- _Work to do_:
Copy every line of the data that includes the string "before".

- _Data shown_:
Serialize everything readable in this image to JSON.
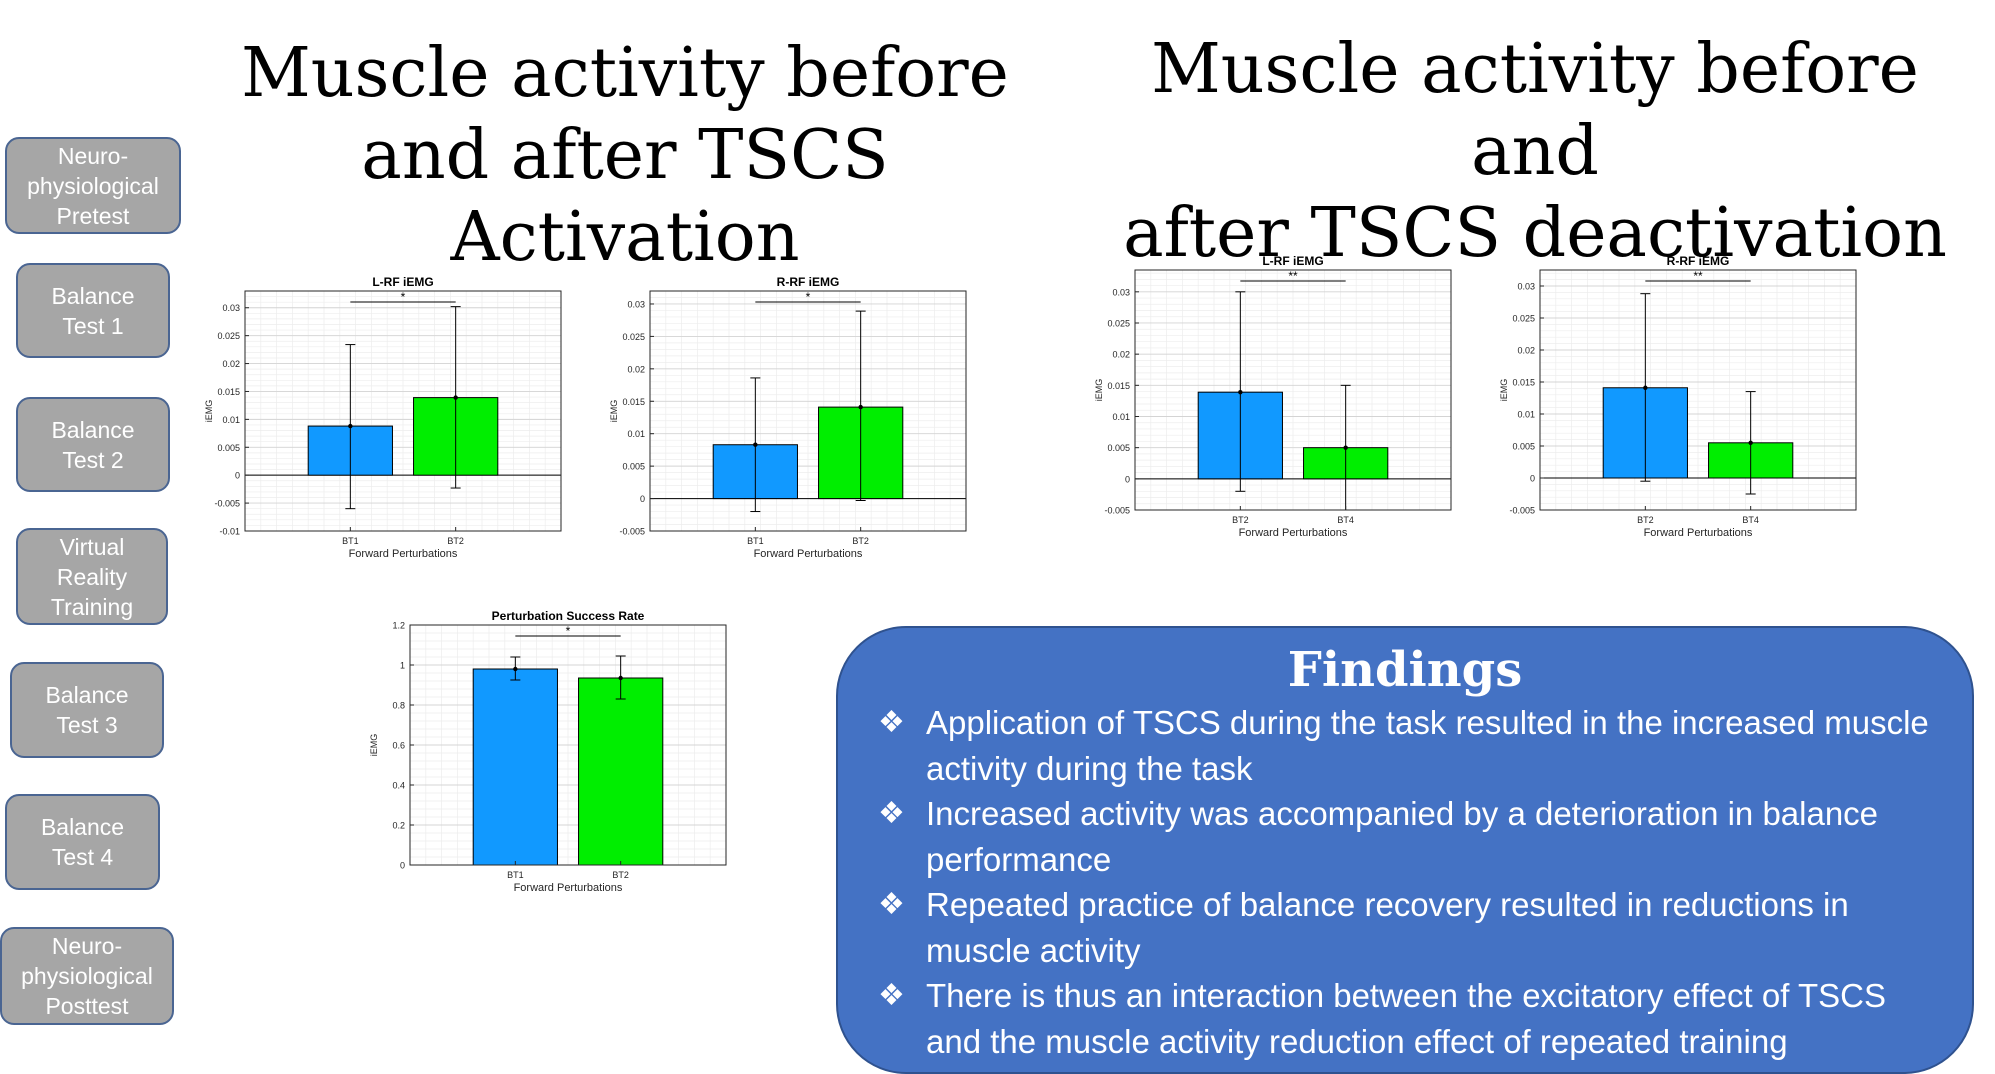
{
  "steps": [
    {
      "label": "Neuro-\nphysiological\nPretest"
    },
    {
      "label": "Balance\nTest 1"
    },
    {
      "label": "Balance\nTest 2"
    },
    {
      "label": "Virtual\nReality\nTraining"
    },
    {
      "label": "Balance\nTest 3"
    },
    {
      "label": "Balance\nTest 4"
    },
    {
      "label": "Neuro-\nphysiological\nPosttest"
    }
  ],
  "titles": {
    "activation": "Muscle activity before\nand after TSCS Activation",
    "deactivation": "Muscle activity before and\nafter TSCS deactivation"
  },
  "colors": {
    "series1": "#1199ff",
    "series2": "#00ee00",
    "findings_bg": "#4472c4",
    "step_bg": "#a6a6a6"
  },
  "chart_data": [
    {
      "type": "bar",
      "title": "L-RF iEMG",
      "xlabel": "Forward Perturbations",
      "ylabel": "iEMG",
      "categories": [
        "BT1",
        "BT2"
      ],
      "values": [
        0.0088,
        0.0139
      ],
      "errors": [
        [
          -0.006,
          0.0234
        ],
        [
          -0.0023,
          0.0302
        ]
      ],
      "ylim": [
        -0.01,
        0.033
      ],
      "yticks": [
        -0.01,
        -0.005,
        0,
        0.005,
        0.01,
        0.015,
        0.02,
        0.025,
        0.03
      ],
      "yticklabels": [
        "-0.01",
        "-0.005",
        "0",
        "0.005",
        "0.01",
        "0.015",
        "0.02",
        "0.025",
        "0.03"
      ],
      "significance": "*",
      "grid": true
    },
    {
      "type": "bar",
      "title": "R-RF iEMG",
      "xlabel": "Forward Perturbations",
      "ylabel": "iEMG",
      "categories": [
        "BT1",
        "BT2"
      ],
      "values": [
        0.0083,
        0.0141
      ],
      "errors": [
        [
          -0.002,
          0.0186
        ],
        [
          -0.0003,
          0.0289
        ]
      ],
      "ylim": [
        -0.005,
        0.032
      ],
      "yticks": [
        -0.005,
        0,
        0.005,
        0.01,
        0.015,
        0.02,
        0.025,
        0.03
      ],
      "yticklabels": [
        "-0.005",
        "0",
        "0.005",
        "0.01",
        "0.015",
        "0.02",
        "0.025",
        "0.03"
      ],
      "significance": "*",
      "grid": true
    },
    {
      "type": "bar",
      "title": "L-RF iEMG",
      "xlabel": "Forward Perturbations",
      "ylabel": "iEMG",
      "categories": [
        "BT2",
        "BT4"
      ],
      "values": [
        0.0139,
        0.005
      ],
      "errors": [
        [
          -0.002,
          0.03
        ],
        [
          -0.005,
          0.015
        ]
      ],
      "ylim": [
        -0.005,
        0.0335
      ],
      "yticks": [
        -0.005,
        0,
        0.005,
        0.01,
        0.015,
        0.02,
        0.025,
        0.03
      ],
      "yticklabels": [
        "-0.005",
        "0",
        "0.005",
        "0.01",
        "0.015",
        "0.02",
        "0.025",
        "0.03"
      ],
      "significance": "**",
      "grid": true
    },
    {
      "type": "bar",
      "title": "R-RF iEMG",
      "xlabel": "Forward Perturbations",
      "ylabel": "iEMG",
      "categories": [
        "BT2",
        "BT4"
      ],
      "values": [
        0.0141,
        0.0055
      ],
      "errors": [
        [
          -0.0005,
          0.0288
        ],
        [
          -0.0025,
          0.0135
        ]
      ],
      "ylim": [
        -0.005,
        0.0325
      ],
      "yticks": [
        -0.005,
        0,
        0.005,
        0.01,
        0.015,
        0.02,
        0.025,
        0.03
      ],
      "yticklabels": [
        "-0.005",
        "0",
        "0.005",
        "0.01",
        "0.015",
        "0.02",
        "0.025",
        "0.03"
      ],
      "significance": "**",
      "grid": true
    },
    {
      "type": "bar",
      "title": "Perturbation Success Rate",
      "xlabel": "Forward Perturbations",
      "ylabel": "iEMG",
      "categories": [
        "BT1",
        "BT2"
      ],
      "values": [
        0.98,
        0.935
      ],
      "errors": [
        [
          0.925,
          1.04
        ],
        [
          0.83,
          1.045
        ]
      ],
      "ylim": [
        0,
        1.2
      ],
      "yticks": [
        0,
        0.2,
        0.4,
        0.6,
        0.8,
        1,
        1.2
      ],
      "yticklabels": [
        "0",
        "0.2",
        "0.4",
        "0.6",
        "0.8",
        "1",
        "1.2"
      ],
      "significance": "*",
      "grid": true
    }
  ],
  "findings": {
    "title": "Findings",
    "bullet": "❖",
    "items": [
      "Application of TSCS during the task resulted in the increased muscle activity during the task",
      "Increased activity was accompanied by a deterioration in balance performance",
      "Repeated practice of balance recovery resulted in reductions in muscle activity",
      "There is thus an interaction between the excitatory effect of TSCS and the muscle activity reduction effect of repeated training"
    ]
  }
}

- _Task result_:
    "activation": "Muscle activity before\nand after TSCS Activation",
    "deactivation": "Muscle activity before and\nafter TSCS deactivation"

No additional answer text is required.